▶ [What you have to do]
Please retype the data in full and exactly; the pictures are not part of the copy.

▶ [Dataset entries]
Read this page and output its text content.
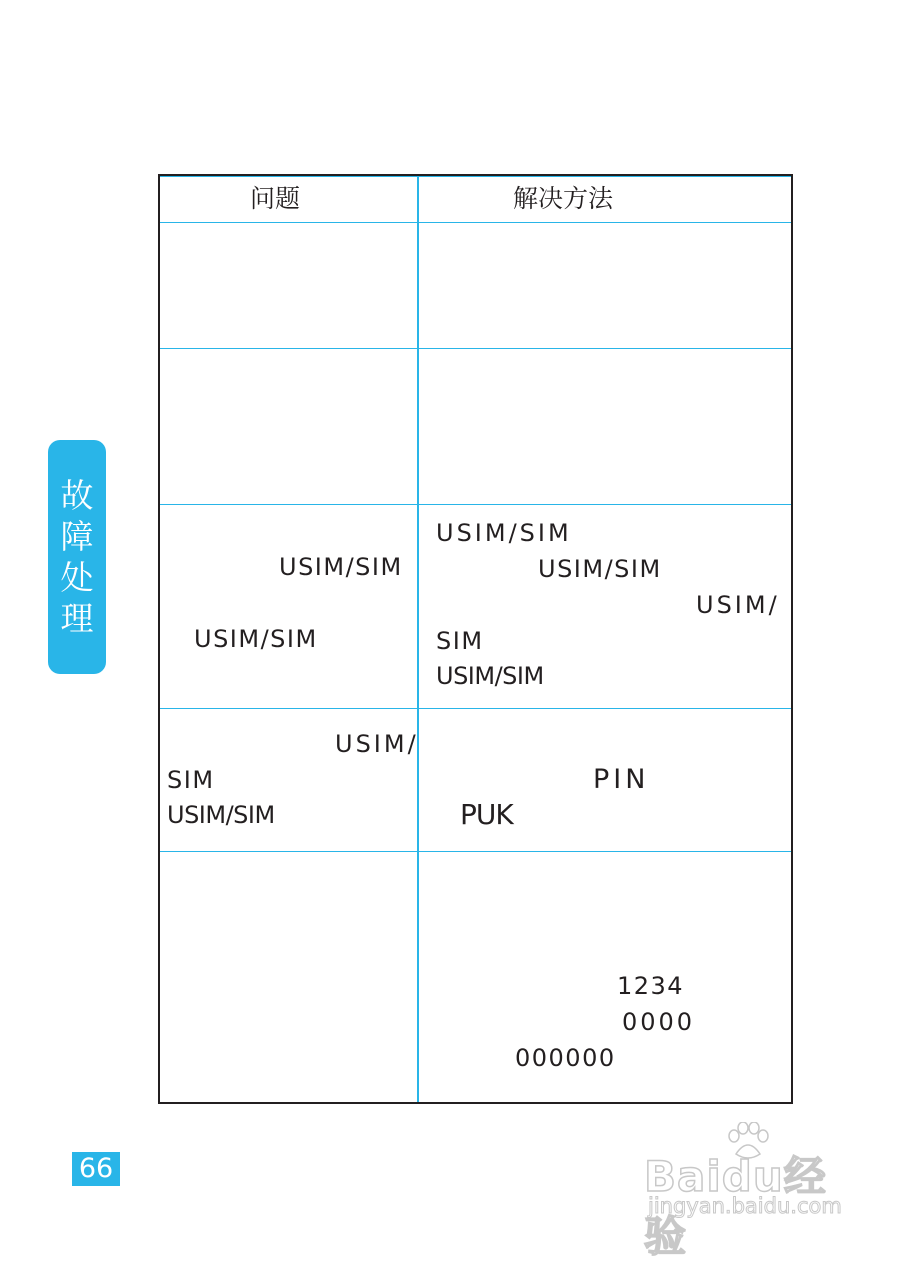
故
障
处
理
问题	解决方法
USIM/SIM
USIM/SIM
USIM/SIM
USIM/SIM
USIM/
SIM
USIM/SIM
USIM/
SIM
USIM/SIM
PIN
PUK
1234
0000
000000
66	Baidu经验
jingyan.baidu.com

▶ [Full response]
Read this page and output its text content.
故
障
处
理
问题	解决方法
USIM/SIM
USIM/SIM
USIM/SIM
USIM/SIM
USIM/
SIM
USIM/SIM
USIM/
SIM
USIM/SIM
PIN
PUK
1234
0000
000000
66	Baidu经验
jingyan.baidu.com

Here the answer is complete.